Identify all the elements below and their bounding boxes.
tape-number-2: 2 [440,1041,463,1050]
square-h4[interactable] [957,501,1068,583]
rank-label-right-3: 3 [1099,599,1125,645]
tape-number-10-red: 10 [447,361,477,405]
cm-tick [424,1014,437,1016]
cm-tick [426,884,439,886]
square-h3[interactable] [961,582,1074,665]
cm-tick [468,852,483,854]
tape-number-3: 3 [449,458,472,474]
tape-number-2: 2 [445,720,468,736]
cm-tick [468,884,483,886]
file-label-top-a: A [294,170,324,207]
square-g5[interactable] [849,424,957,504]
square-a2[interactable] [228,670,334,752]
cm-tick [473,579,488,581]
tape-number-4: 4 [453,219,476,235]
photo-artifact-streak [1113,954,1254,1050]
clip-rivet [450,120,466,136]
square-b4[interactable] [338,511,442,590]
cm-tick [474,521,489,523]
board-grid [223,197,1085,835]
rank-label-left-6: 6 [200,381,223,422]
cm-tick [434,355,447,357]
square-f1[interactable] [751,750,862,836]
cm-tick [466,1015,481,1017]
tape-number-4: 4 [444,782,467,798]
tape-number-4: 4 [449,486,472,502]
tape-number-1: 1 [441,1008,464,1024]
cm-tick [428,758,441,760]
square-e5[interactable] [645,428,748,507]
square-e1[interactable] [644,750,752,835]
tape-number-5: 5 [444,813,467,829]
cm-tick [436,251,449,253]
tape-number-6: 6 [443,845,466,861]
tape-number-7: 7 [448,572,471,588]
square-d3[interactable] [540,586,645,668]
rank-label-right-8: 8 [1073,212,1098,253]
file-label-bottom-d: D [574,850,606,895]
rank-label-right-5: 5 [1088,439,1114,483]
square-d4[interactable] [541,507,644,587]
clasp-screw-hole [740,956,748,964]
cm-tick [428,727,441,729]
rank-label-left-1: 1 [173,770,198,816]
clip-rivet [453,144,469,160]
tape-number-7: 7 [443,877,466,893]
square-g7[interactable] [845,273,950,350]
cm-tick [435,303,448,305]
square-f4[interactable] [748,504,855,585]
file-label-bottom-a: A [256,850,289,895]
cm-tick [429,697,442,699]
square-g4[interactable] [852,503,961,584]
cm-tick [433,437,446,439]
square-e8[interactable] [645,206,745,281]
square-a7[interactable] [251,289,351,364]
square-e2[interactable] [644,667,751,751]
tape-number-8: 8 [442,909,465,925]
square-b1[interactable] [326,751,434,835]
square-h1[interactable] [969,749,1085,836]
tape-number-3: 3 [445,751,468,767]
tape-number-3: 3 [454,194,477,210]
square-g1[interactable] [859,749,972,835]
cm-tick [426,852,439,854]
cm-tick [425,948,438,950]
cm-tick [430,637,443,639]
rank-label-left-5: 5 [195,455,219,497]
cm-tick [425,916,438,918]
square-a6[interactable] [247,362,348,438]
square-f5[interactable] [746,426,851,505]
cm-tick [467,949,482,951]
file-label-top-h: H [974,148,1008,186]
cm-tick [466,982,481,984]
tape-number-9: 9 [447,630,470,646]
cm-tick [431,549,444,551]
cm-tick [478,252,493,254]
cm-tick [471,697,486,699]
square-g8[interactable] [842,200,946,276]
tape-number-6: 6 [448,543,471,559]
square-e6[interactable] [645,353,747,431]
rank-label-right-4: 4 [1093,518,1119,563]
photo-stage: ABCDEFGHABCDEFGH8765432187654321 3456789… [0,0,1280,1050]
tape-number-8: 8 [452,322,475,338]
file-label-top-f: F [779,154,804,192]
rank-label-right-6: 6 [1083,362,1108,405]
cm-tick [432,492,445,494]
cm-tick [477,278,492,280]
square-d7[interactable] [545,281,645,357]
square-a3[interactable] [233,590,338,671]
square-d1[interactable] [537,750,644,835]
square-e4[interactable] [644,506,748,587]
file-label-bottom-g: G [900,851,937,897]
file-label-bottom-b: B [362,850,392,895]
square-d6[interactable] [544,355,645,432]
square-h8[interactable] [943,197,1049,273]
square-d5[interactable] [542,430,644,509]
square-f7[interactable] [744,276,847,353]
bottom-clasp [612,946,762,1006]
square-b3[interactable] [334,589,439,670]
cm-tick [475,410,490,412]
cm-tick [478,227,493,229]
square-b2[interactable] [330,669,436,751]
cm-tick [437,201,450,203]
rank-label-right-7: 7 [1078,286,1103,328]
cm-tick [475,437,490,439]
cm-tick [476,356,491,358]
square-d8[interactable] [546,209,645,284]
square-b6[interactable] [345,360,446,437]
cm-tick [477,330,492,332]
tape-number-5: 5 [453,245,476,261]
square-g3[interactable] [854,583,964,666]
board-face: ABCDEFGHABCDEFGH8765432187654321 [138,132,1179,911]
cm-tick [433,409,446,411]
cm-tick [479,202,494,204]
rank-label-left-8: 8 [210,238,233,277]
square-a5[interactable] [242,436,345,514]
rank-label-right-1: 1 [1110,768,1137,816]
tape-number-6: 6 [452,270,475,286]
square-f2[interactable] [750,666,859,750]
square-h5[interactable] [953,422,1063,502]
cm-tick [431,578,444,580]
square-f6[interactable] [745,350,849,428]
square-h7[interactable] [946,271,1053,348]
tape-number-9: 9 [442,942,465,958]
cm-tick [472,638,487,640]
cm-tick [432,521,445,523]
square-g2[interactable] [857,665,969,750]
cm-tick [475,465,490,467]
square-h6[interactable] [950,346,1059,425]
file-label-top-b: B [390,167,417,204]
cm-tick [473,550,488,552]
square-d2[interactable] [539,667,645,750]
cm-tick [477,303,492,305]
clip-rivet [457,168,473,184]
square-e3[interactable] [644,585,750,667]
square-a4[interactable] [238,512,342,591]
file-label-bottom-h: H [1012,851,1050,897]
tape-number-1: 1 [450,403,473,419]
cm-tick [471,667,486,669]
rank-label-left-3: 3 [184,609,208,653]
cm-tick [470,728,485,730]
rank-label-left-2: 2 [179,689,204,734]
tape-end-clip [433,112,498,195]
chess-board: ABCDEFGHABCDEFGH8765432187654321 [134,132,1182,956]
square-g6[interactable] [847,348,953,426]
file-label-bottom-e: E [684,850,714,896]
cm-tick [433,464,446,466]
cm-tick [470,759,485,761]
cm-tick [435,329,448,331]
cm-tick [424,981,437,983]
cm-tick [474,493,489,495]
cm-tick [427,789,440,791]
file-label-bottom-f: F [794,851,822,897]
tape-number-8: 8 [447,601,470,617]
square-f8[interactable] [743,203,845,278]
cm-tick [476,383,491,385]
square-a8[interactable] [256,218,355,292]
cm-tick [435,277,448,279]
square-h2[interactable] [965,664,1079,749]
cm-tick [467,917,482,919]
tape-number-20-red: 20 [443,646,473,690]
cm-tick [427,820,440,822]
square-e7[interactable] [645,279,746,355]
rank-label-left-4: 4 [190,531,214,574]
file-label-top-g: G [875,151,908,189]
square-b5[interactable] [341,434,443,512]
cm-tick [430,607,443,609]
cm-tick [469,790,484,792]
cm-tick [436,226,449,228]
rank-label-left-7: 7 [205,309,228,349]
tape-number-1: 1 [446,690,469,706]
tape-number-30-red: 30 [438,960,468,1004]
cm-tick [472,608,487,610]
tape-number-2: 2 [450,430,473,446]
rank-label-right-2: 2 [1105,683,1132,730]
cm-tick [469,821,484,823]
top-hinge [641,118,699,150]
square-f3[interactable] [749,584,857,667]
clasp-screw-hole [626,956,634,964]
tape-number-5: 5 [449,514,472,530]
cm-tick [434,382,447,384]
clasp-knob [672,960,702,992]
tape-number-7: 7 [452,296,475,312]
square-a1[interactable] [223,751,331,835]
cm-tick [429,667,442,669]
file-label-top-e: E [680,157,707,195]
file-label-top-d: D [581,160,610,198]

■ ■ ■ ■

▶ _Written problem_
Reproduce every line of the entries above verbatim, in the same order.

▶ _Response for this exercise_
Identify all the elements below and their bounding boxes.
tape-number-2: 2 [440,1041,463,1050]
square-h4[interactable] [957,501,1068,583]
rank-label-right-3: 3 [1099,599,1125,645]
tape-number-10-red: 10 [447,361,477,405]
cm-tick [424,1014,437,1016]
cm-tick [426,884,439,886]
square-h3[interactable] [961,582,1074,665]
cm-tick [468,852,483,854]
tape-number-3: 3 [449,458,472,474]
tape-number-2: 2 [445,720,468,736]
cm-tick [468,884,483,886]
file-label-top-a: A [294,170,324,207]
square-g5[interactable] [849,424,957,504]
square-a2[interactable] [228,670,334,752]
cm-tick [473,579,488,581]
tape-number-4: 4 [453,219,476,235]
photo-artifact-streak [1113,954,1254,1050]
clip-rivet [450,120,466,136]
square-b4[interactable] [338,511,442,590]
cm-tick [474,521,489,523]
board-grid [223,197,1085,835]
rank-label-left-6: 6 [200,381,223,422]
cm-tick [434,355,447,357]
square-f1[interactable] [751,750,862,836]
cm-tick [466,1015,481,1017]
tape-number-4: 4 [444,782,467,798]
tape-number-4: 4 [449,486,472,502]
tape-number-1: 1 [441,1008,464,1024]
cm-tick [428,758,441,760]
square-e5[interactable] [645,428,748,507]
square-e1[interactable] [644,750,752,835]
tape-number-5: 5 [444,813,467,829]
cm-tick [436,251,449,253]
tape-number-6: 6 [443,845,466,861]
tape-number-7: 7 [448,572,471,588]
square-d3[interactable] [540,586,645,668]
rank-label-right-8: 8 [1073,212,1098,253]
file-label-bottom-d: D [574,850,606,895]
rank-label-right-5: 5 [1088,439,1114,483]
square-d4[interactable] [541,507,644,587]
clasp-screw-hole [740,956,748,964]
cm-tick [428,727,441,729]
rank-label-left-1: 1 [173,770,198,816]
clip-rivet [453,144,469,160]
tape-number-7: 7 [443,877,466,893]
square-g7[interactable] [845,273,950,350]
cm-tick [435,303,448,305]
square-f4[interactable] [748,504,855,585]
file-label-bottom-a: A [256,850,289,895]
cm-tick [429,697,442,699]
square-g4[interactable] [852,503,961,584]
cm-tick [433,437,446,439]
square-e8[interactable] [645,206,745,281]
square-a7[interactable] [251,289,351,364]
square-e2[interactable] [644,667,751,751]
tape-number-8: 8 [442,909,465,925]
square-b1[interactable] [326,751,434,835]
square-h1[interactable] [969,749,1085,836]
tape-number-3: 3 [445,751,468,767]
tape-number-3: 3 [454,194,477,210]
square-g1[interactable] [859,749,972,835]
cm-tick [426,852,439,854]
cm-tick [425,948,438,950]
cm-tick [430,637,443,639]
rank-label-left-5: 5 [195,455,219,497]
cm-tick [425,916,438,918]
square-a6[interactable] [247,362,348,438]
square-f5[interactable] [746,426,851,505]
cm-tick [467,949,482,951]
file-label-top-h: H [974,148,1008,186]
cm-tick [466,982,481,984]
tape-number-9: 9 [447,630,470,646]
cm-tick [431,549,444,551]
cm-tick [478,252,493,254]
cm-tick [471,697,486,699]
square-g8[interactable] [842,200,946,276]
tape-number-6: 6 [448,543,471,559]
square-e6[interactable] [645,353,747,431]
rank-label-right-4: 4 [1093,518,1119,563]
photo-stage: ABCDEFGHABCDEFGH8765432187654321 3456789… [0,0,1280,1050]
tape-number-8: 8 [452,322,475,338]
file-label-top-f: F [779,154,804,192]
rank-label-right-6: 6 [1083,362,1108,405]
cm-tick [432,492,445,494]
cm-tick [477,278,492,280]
square-d7[interactable] [545,281,645,357]
square-a3[interactable] [233,590,338,671]
square-d1[interactable] [537,750,644,835]
square-e4[interactable] [644,506,748,587]
file-label-bottom-g: G [900,851,937,897]
file-label-bottom-b: B [362,850,392,895]
square-d6[interactable] [544,355,645,432]
square-h8[interactable] [943,197,1049,273]
square-d5[interactable] [542,430,644,509]
square-f7[interactable] [744,276,847,353]
bottom-clasp [612,946,762,1006]
square-b3[interactable] [334,589,439,670]
cm-tick [475,410,490,412]
cm-tick [478,227,493,229]
square-b2[interactable] [330,669,436,751]
cm-tick [437,201,450,203]
rank-label-right-7: 7 [1078,286,1103,328]
cm-tick [475,437,490,439]
cm-tick [476,356,491,358]
square-d8[interactable] [546,209,645,284]
square-b6[interactable] [345,360,446,437]
cm-tick [477,330,492,332]
tape-number-5: 5 [453,245,476,261]
square-g3[interactable] [854,583,964,666]
board-face: ABCDEFGHABCDEFGH8765432187654321 [138,132,1179,911]
cm-tick [433,409,446,411]
cm-tick [479,202,494,204]
rank-label-left-8: 8 [210,238,233,277]
square-a5[interactable] [242,436,345,514]
rank-label-right-1: 1 [1110,768,1137,816]
tape-number-6: 6 [452,270,475,286]
square-f2[interactable] [750,666,859,750]
square-h5[interactable] [953,422,1063,502]
cm-tick [431,578,444,580]
square-f6[interactable] [745,350,849,428]
square-h7[interactable] [946,271,1053,348]
tape-number-9: 9 [442,942,465,958]
cm-tick [472,638,487,640]
cm-tick [432,521,445,523]
square-g2[interactable] [857,665,969,750]
cm-tick [475,465,490,467]
square-h6[interactable] [950,346,1059,425]
file-label-top-b: B [390,167,417,204]
cm-tick [473,550,488,552]
square-d2[interactable] [539,667,645,750]
cm-tick [477,303,492,305]
clip-rivet [457,168,473,184]
square-e3[interactable] [644,585,750,667]
square-a4[interactable] [238,512,342,591]
file-label-bottom-h: H [1012,851,1050,897]
tape-number-1: 1 [450,403,473,419]
cm-tick [471,667,486,669]
rank-label-left-3: 3 [184,609,208,653]
cm-tick [470,728,485,730]
rank-label-left-2: 2 [179,689,204,734]
tape-end-clip [433,112,498,195]
chess-board: ABCDEFGHABCDEFGH8765432187654321 [134,132,1182,956]
square-g6[interactable] [847,348,953,426]
file-label-bottom-e: E [684,850,714,896]
cm-tick [433,464,446,466]
cm-tick [470,759,485,761]
cm-tick [435,329,448,331]
cm-tick [424,981,437,983]
cm-tick [474,493,489,495]
cm-tick [427,789,440,791]
file-label-bottom-f: F [794,851,822,897]
tape-number-8: 8 [447,601,470,617]
square-f8[interactable] [743,203,845,278]
cm-tick [476,383,491,385]
square-a8[interactable] [256,218,355,292]
cm-tick [435,277,448,279]
square-h2[interactable] [965,664,1079,749]
cm-tick [467,917,482,919]
tape-number-20-red: 20 [443,646,473,690]
cm-tick [427,820,440,822]
square-e7[interactable] [645,279,746,355]
rank-label-left-4: 4 [190,531,214,574]
file-label-top-g: G [875,151,908,189]
square-b5[interactable] [341,434,443,512]
cm-tick [430,607,443,609]
cm-tick [469,790,484,792]
cm-tick [436,226,449,228]
rank-label-left-7: 7 [205,309,228,349]
tape-number-1: 1 [446,690,469,706]
tape-number-30-red: 30 [438,960,468,1004]
cm-tick [472,608,487,610]
tape-number-2: 2 [450,430,473,446]
rank-label-right-2: 2 [1105,683,1132,730]
cm-tick [469,821,484,823]
top-hinge [641,118,699,150]
square-f3[interactable] [749,584,857,667]
clasp-screw-hole [626,956,634,964]
tape-number-5: 5 [449,514,472,530]
cm-tick [434,382,447,384]
clasp-knob [672,960,702,992]
tape-number-7: 7 [452,296,475,312]
square-a1[interactable] [223,751,331,835]
cm-tick [429,667,442,669]
file-label-top-e: E [680,157,707,195]
file-label-top-d: D [581,160,610,198]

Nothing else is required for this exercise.